··· Dataset entries

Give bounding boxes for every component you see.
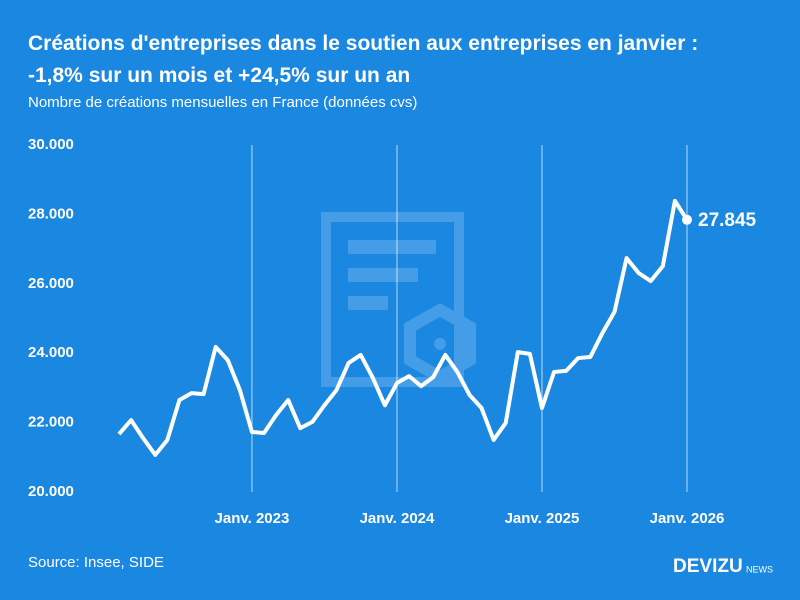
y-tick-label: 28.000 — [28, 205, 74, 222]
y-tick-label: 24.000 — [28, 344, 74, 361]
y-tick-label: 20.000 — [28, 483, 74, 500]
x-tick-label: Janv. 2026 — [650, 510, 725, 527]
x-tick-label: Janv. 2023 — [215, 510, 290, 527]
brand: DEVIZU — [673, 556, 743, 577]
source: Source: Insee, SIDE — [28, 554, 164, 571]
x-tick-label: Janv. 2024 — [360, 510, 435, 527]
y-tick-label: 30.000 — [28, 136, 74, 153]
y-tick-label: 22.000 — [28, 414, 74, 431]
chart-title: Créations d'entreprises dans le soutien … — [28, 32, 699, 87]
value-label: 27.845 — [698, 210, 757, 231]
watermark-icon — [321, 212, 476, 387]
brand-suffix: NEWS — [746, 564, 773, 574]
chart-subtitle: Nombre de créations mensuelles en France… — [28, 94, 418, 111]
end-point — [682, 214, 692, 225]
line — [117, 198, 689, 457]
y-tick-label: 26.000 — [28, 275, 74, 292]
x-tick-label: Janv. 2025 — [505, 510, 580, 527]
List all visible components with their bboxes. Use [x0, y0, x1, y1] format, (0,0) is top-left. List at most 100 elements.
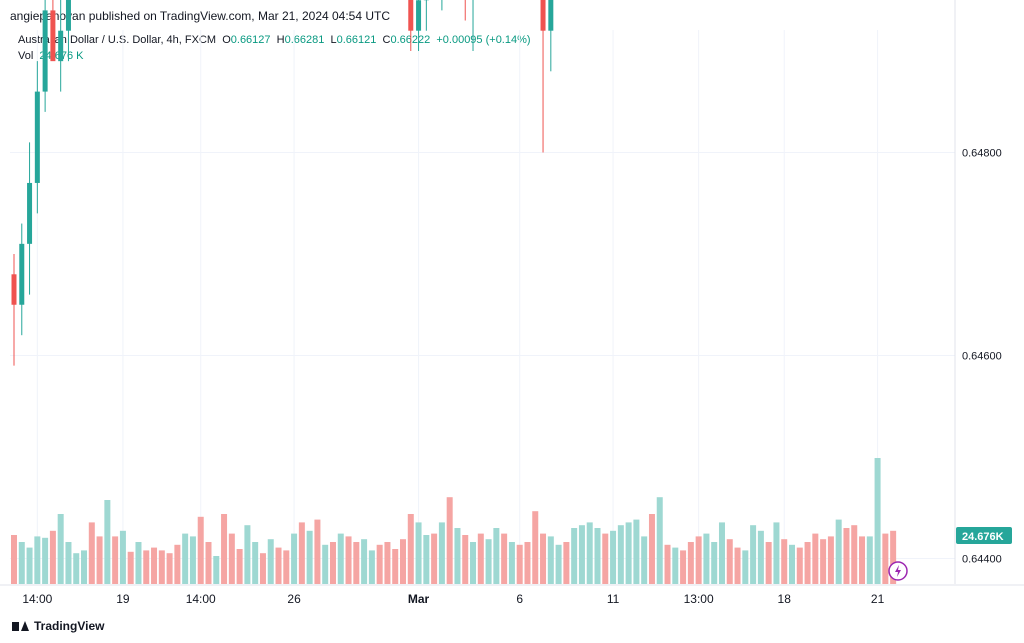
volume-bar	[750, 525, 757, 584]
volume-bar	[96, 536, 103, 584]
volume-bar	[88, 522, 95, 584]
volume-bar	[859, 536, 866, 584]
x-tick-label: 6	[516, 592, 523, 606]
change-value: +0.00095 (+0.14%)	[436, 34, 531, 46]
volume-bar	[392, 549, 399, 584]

······

* **Brief**
Repeat the lines of the items from the one containing "525, 757, 584]" through the end of the items, swapping "change-value" for "price-change" and leaving everything else unchanged.

* **Final result**
volume-bar	[750, 525, 757, 584]
volume-bar	[96, 536, 103, 584]
volume-bar	[88, 522, 95, 584]
volume-bar	[859, 536, 866, 584]
x-tick-label: 6	[516, 592, 523, 606]
price-change: +0.00095 (+0.14%)	[436, 34, 531, 46]
volume-bar	[392, 549, 399, 584]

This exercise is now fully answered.